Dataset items
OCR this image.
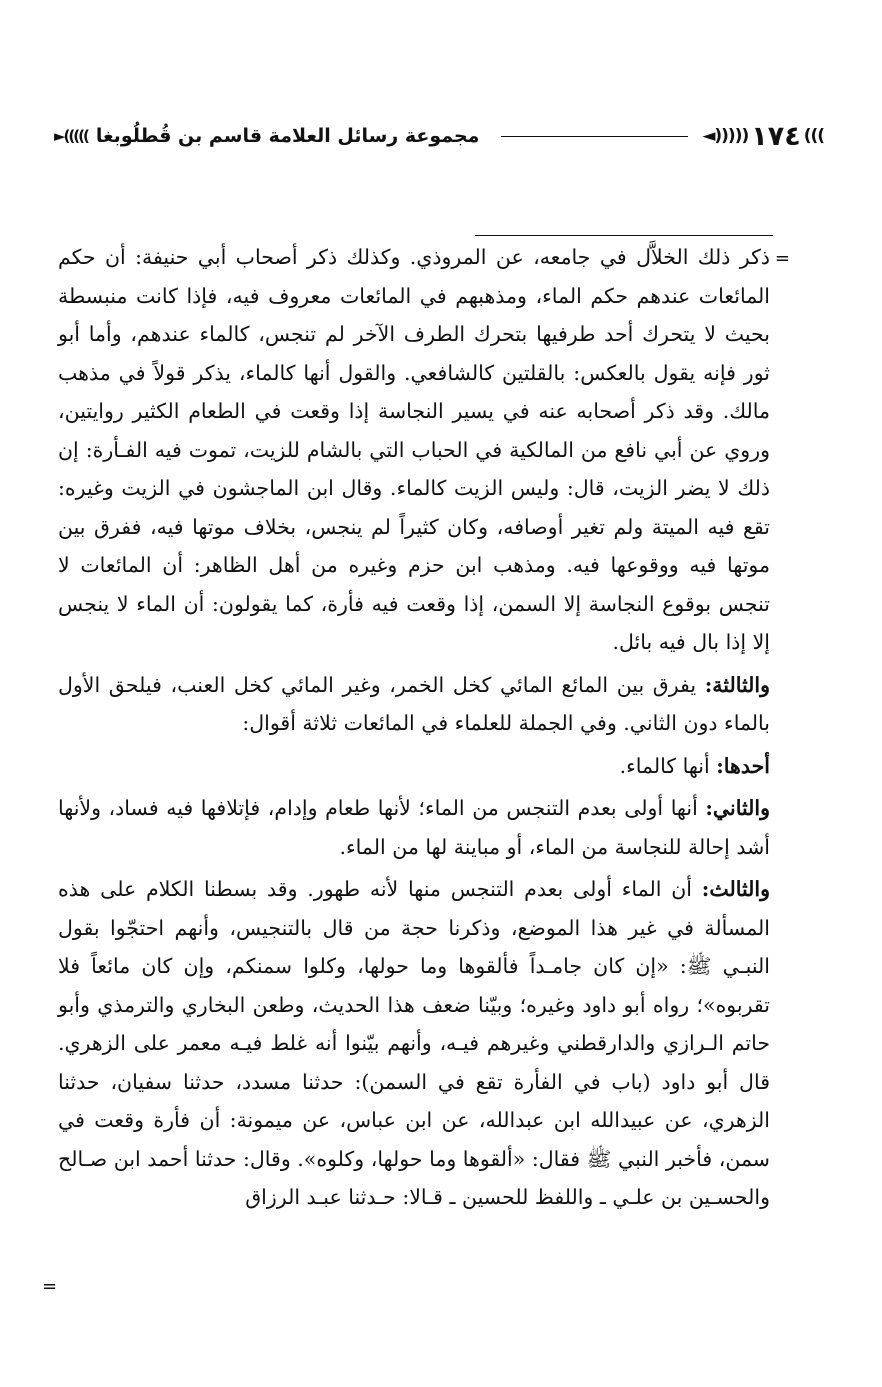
◄))))) ١٧٤ (((
مجموعة رسائل العلامة قاسم بن قُطلُوبغا
)))))►
=

ذكر ذلك الخلاَّل في جامعه، عن المروذي. وكذلك ذكر أصحاب أبي حنيفة: أن حكم المائعات عندهم حكم الماء، ومذهبهم في المائعات معروف فيه، فإذا كانت منبسطة بحيث لا يتحرك أحد طرفيها بتحرك الطرف الآخر لم تنجس، كالماء عندهم، وأما أبو ثور فإنه يقول بالعكس: بالقلتين كالشافعي. والقول أنها كالماء، يذكر قولاً في مذهب مالك. وقد ذكر أصحابه عنه في يسير النجاسة إذا وقعت في الطعام الكثير روايتين، وروي عن أبي نافع من المالكية في الحباب التي بالشام للزيت، تموت فيه الفـأرة: إن ذلك لا يضر الزيت، قال: وليس الزيت كالماء. وقال ابن الماجشون في الزيت وغيره: تقع فيه الميتة ولم تغير أوصافه، وكان كثيراً لم ينجس، بخلاف موتها فيه، ففرق بين موتها فيه ووقوعها فيه. ومذهب ابن حزم وغيره من أهل الظاهر: أن المائعات لا تنجس بوقوع النجاسة إلا السمن، إذا وقعت فيه فأرة، كما يقولون: أن الماء لا ينجس إلا إذا بال فيه بائل.

والثالثة: يفرق بين المائع المائي كخل الخمر، وغير المائي كخل العنب، فيلحق الأول بالماء دون الثاني. وفي الجملة للعلماء في المائعات ثلاثة أقوال:

أحدها: أنها كالماء.

والثاني: أنها أولى بعدم التنجس من الماء؛ لأنها طعام وإدام، فإتلافها فيه فساد، ولأنها أشد إحالة للنجاسة من الماء، أو مباينة لها من الماء.

والثالث: أن الماء أولى بعدم التنجس منها لأنه طهور. وقد بسطنا الكلام على هذه المسألة في غير هذا الموضع، وذكرنا حجة من قال بالتنجيس، وأنهم احتجّوا بقول النبـي ﷺ: «إن كان جامـداً فألقوها وما حولها، وكلوا سمنكم، وإن كان مائعاً فلا تقربوه»؛ رواه أبو داود وغيره؛ وبيّنا ضعف هذا الحديث، وطعن البخاري والترمذي وأبو حاتم الـرازي والدارقطني وغيرهم فيـه، وأنهم بيّنوا أنه غلط فيـه معمر على الزهري. قال أبو داود (باب في الفأرة تقع في السمن): حدثنا مسدد، حدثنا سفيان، حدثنا الزهري، عن عبيدالله ابن عبدالله، عن ابن عباس، عن ميمونة: أن فأرة وقعت في سمن، فأخبر النبي ﷺ فقال: «ألقوها وما حولها، وكلوه». وقال: حدثنا أحمد ابن صـالح والحسـين بن علـي ـ واللفظ للحسين ـ قـالا: حـدثنا عبـد الرزاق

=
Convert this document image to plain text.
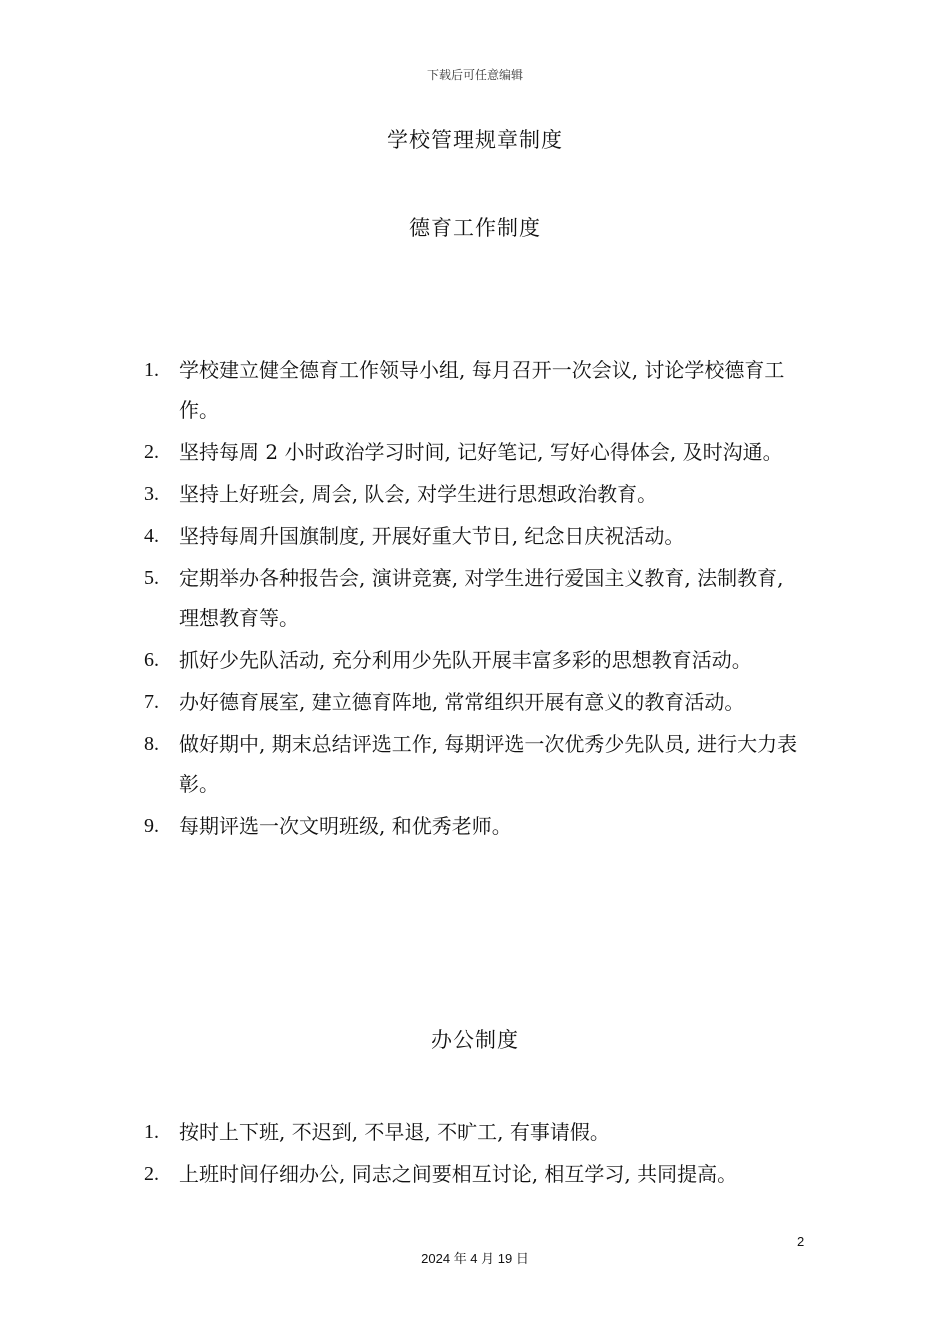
下载后可任意编辑
学校管理规章制度
德育工作制度
1.	学校建立健全德育工作领导小组, 每月召开一次会议, 讨论学校德育工作。
2.	坚持每周 2 小时政治学习时间, 记好笔记, 写好心得体会, 及时沟通。
3.	坚持上好班会, 周会, 队会, 对学生进行思想政治教育。
4.	坚持每周升国旗制度, 开展好重大节日, 纪念日庆祝活动。
5.	定期举办各种报告会, 演讲竞赛, 对学生进行爱国主义教育, 法制教育, 理想教育等。
6.	抓好少先队活动, 充分利用少先队开展丰富多彩的思想教育活动。
7.	办好德育展室, 建立德育阵地, 常常组织开展有意义的教育活动。
8.	做好期中, 期末总结评选工作, 每期评选一次优秀少先队员, 进行大力表彰。
9.	每期评选一次文明班级, 和优秀老师。
办公制度
1.	按时上下班, 不迟到, 不早退, 不旷工, 有事请假。
2.	上班时间仔细办公, 同志之间要相互讨论, 相互学习, 共同提高。
2
2024 年 4 月 19 日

__TO BE DONE__
The entries above should be reproduced exactly, without their pictures.

__OUTPUT FOR THIS TASK__
OCR this image.
◄))))) ١٧٤ (((
مجموعة رسائل العلامة قاسم بن قُطلُوبغا
)))))►
=

ذكر ذلك الخلاَّل في جامعه، عن المروذي. وكذلك ذكر أصحاب أبي حنيفة: أن حكم المائعات عندهم حكم الماء، ومذهبهم في المائعات معروف فيه، فإذا كانت منبسطة بحيث لا يتحرك أحد طرفيها بتحرك الطرف الآخر لم تنجس، كالماء عندهم، وأما أبو ثور فإنه يقول بالعكس: بالقلتين كالشافعي. والقول أنها كالماء، يذكر قولاً في مذهب مالك. وقد ذكر أصحابه عنه في يسير النجاسة إذا وقعت في الطعام الكثير روايتين، وروي عن أبي نافع من المالكية في الحباب التي بالشام للزيت، تموت فيه الفـأرة: إن ذلك لا يضر الزيت، قال: وليس الزيت كالماء. وقال ابن الماجشون في الزيت وغيره: تقع فيه الميتة ولم تغير أوصافه، وكان كثيراً لم ينجس، بخلاف موتها فيه، ففرق بين موتها فيه ووقوعها فيه. ومذهب ابن حزم وغيره من أهل الظاهر: أن المائعات لا تنجس بوقوع النجاسة إلا السمن، إذا وقعت فيه فأرة، كما يقولون: أن الماء لا ينجس إلا إذا بال فيه بائل.

والثالثة: يفرق بين المائع المائي كخل الخمر، وغير المائي كخل العنب، فيلحق الأول بالماء دون الثاني. وفي الجملة للعلماء في المائعات ثلاثة أقوال:

أحدها: أنها كالماء.

والثاني: أنها أولى بعدم التنجس من الماء؛ لأنها طعام وإدام، فإتلافها فيه فساد، ولأنها أشد إحالة للنجاسة من الماء، أو مباينة لها من الماء.

والثالث: أن الماء أولى بعدم التنجس منها لأنه طهور. وقد بسطنا الكلام على هذه المسألة في غير هذا الموضع، وذكرنا حجة من قال بالتنجيس، وأنهم احتجّوا بقول النبـي ﷺ: «إن كان جامـداً فألقوها وما حولها، وكلوا سمنكم، وإن كان مائعاً فلا تقربوه»؛ رواه أبو داود وغيره؛ وبيّنا ضعف هذا الحديث، وطعن البخاري والترمذي وأبو حاتم الـرازي والدارقطني وغيرهم فيـه، وأنهم بيّنوا أنه غلط فيـه معمر على الزهري. قال أبو داود (باب في الفأرة تقع في السمن): حدثنا مسدد، حدثنا سفيان، حدثنا الزهري، عن عبيدالله ابن عبدالله، عن ابن عباس، عن ميمونة: أن فأرة وقعت في سمن، فأخبر النبي ﷺ فقال: «ألقوها وما حولها، وكلوه». وقال: حدثنا أحمد ابن صـالح والحسـين بن علـي ـ واللفظ للحسين ـ قـالا: حـدثنا عبـد الرزاق

=
Convert this document image to plain text.
下载后可任意编辑
学校管理规章制度
德育工作制度
1.	学校建立健全德育工作领导小组, 每月召开一次会议, 讨论学校德育工作。
2.	坚持每周 2 小时政治学习时间, 记好笔记, 写好心得体会, 及时沟通。
3.	坚持上好班会, 周会, 队会, 对学生进行思想政治教育。
4.	坚持每周升国旗制度, 开展好重大节日, 纪念日庆祝活动。
5.	定期举办各种报告会, 演讲竞赛, 对学生进行爱国主义教育, 法制教育, 理想教育等。
6.	抓好少先队活动, 充分利用少先队开展丰富多彩的思想教育活动。
7.	办好德育展室, 建立德育阵地, 常常组织开展有意义的教育活动。
8.	做好期中, 期末总结评选工作, 每期评选一次优秀少先队员, 进行大力表彰。
9.	每期评选一次文明班级, 和优秀老师。
办公制度
1.	按时上下班, 不迟到, 不早退, 不旷工, 有事请假。
2.	上班时间仔细办公, 同志之间要相互讨论, 相互学习, 共同提高。
2
2024 年 4 月 19 日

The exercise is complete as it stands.